● Text for analysis

Use the p-value to determine whether to reject the null hypothesis (or, alternatively, to decide that the null hypothesis cannot be rejected)

Example: In our vaccination example, we would look at the difference in these two populations (control vs. vaccinated) and if the difference between those two probabilities was larger than we would expect to occur under the null hypothesis (which, but assuming that the vaccine is no better than a placebo, assumes that these two groups are equivalent and therefore that any differences are due to random chance alone), then we would reject the null hypothesis that the vaccine is equivalent to the placebo. (Note that I haven’t said anything about whether the vaccine lowers infection rates; in a few minutes we’ll discuss one-tailed vs. two-tailed tests.)

These steps apply for both parametric and non-parametric statistics. Here we are introducing hypothesis testing through the lens of randomization procedures, but the same steps will be used again when we get into statistics involving parametric distributions (i.e. statistical distributions of known form and described by a finite number of parameters) and their properties. As you will see in a few weeks, most standard statistical tests involve a test statistic with a known distribution under the null hypothesis; here the distribution under the null hypothesis needs to be generated by randomization (randomization test). (We are starting with the randomization-based procedures because there is no math involved and it is more intuitive.)

The basic idea underlying all statistical tests: What is the probability that I would get a test statistic as large or larger (as produced by the data) if the null hypothesis was true (this is the “p-value”). To answer this question we need (1) a test statistic and (2) a distribution under the null hypothesis.

p-value = $P(data|H_{0})$

Remember – the p-value is a statement about the probability of getting your data if the null hypothesis were true. It is not a statement about the probability that the null hypothesis is true. This logic can go wrong!!

● Extracted entries
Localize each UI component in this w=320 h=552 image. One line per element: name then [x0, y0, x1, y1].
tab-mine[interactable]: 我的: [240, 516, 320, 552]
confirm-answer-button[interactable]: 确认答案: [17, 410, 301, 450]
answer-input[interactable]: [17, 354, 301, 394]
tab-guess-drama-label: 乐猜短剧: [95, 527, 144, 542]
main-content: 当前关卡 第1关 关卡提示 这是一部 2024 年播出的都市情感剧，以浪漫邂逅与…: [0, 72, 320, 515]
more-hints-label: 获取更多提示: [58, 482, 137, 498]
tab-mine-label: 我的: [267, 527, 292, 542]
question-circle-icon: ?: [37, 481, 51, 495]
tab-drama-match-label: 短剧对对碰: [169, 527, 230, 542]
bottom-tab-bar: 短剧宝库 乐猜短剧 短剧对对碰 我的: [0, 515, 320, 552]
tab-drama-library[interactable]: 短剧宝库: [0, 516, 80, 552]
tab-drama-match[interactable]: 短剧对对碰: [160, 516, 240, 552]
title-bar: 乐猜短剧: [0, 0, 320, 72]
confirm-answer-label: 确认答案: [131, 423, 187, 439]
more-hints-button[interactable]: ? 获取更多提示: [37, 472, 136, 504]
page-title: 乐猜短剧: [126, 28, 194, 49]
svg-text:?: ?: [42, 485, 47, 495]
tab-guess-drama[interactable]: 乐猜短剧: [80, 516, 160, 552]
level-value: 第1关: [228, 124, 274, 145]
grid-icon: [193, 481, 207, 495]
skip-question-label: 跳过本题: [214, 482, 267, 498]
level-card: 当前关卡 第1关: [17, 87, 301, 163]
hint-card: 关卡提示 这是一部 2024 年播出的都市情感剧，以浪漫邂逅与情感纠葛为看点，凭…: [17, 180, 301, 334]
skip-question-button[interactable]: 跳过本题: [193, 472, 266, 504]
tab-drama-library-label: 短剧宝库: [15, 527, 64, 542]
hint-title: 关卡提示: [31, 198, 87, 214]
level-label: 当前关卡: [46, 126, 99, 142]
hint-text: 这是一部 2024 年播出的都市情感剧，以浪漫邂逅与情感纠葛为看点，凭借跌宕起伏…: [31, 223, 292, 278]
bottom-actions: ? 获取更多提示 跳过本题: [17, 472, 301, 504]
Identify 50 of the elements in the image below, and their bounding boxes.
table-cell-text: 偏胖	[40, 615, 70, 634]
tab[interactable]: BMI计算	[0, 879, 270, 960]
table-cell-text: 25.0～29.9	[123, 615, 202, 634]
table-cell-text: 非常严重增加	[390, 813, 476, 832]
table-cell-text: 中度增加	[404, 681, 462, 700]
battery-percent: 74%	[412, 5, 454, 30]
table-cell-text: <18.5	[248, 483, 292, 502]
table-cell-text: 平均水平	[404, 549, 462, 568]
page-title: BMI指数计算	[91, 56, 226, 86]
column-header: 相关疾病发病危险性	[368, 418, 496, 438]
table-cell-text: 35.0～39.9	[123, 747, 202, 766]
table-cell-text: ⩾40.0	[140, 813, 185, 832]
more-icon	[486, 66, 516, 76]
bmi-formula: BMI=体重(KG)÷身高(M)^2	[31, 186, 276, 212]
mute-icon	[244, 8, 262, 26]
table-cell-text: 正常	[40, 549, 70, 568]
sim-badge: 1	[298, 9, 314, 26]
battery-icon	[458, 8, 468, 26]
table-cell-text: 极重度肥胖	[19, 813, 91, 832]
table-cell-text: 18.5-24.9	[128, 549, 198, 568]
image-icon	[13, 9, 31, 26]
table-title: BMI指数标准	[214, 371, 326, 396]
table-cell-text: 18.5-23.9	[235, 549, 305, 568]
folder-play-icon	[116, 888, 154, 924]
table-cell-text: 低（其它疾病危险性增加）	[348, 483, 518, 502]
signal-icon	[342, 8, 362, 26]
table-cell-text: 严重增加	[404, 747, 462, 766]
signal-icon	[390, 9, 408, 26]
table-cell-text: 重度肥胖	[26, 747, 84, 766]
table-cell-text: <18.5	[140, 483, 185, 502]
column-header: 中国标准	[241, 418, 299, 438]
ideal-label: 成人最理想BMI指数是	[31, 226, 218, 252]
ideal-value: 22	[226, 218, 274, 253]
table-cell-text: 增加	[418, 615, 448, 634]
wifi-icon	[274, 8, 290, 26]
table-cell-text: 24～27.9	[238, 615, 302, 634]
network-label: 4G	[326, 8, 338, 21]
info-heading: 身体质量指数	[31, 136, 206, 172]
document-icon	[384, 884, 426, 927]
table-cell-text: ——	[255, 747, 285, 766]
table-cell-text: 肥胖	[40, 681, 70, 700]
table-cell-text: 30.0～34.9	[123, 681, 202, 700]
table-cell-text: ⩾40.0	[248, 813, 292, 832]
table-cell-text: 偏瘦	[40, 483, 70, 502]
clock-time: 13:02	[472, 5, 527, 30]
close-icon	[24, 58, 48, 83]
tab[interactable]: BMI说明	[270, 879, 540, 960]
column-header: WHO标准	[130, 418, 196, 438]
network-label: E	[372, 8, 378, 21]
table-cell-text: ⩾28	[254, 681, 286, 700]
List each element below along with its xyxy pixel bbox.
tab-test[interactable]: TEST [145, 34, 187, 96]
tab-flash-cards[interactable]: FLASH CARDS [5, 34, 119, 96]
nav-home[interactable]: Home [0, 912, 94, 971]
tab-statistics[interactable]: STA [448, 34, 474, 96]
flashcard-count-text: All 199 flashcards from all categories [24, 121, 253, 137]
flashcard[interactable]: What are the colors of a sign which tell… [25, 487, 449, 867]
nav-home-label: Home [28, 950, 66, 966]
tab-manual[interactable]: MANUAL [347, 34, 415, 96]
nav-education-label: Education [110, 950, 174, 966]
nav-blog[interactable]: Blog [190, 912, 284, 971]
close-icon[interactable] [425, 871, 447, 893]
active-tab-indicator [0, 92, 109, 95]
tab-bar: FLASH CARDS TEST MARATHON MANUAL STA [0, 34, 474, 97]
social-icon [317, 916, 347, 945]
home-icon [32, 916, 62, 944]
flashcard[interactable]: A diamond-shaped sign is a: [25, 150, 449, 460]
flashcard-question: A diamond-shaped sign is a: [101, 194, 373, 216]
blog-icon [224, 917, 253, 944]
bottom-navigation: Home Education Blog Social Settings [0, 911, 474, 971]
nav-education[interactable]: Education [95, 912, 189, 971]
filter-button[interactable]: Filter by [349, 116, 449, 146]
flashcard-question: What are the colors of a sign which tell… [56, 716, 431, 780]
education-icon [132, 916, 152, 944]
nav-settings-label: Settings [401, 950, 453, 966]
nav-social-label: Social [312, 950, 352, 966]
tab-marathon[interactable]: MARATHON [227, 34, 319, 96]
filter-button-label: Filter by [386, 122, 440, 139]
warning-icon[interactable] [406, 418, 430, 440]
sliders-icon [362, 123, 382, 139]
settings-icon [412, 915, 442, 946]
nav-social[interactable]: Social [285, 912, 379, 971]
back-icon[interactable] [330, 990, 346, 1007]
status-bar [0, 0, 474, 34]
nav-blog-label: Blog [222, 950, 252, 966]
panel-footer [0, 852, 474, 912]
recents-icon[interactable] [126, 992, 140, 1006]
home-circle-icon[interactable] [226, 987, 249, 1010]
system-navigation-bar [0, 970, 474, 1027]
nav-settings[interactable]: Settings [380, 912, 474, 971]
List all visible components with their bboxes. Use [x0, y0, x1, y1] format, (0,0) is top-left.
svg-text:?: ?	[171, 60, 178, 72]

● Task instructions
A: Rewrite the paragraph of the text on hypothesis testing that begins "These steps apply for both parametric" as a short bulleted list that keeps its main facts.
B: Pick up the text on hypothesis testing after its final sentence and keep writing.
The rows are separate material from the text on hypothesis testing.

● Outputs by task
A:
- The steps apply to both parametric and non-parametric statistics.
- Hypothesis testing is introduced here through randomization procedures, but the same steps are used later with parametric distributions, which are of known form and described by a finite number of parameters.
- Most standard statistical tests use a test statistic with a known distribution under the null hypothesis.
- In a randomization test, the distribution under the null hypothesis must instead be generated by randomization.
- Randomization-based procedures come first because they involve no math and are more intuitive.

B:
Example: If a person is an American, he is probably not a member of Congress. This person is a member of Congress. Therefore he is probably not an American.

Let’s draw a null distribution. In order to interpret the statistical test, we need to know whether we want a one-tailed test or a two-tailed test. In a one-tailed test, we would reject the null hypothesis only if the test statistic is larger than expected under in the null in one direction (5$%$ in one tail). In a two-tailed test, we would reject the null if the test statistic is larger in either direction (2.5$%$ in both tails).

Example: Let’s say I’m looking at the change in auto accident mortalities after a ban is enacted on driving while texting. We would expect that auto accident mortality would decrease after a ban on texting while driving. Let’s say, for arguments sake, that our test statistic T is the change in accident deaths

$H_{0}$: T=0 (no change in deaths)

$H_{A}$: T<0 (decline in deaths)

Another possible formulation of the null and alternative hypotheses is

$H_{0}$: T=0 (no change in deaths)

$H_{A}$: T $\neq$ 0 (increase or decline in deaths)

Why does it matter?

Consider the first case. To reject the null hypothesis, you would have to show that the measured decline $T^*$ was so large as to be very unlikely to have occurred by random chance assuming there was no true change in death rate. Therefore, you would require

$P(T \geq T^{*}│H_{0})<0.05$

to be true for you to decide to reject the null hypothesis. This is a one-tailed test.

Consider the second case. To reject the null hypothesis, you would accept values of $T^{*}$ as significant if they were either very large or very small, and would divide the 5% critical region between the two tails

$P(T \geq T^{*}│H_{0})<0.025$

$P(T \leq T^{*}│H_{0})<0.025$

Notice that it now becomes a more stringent test. If $T^{*}$ is large, it now has to be even larger to qualify as “significant”. This is a two-tailed test.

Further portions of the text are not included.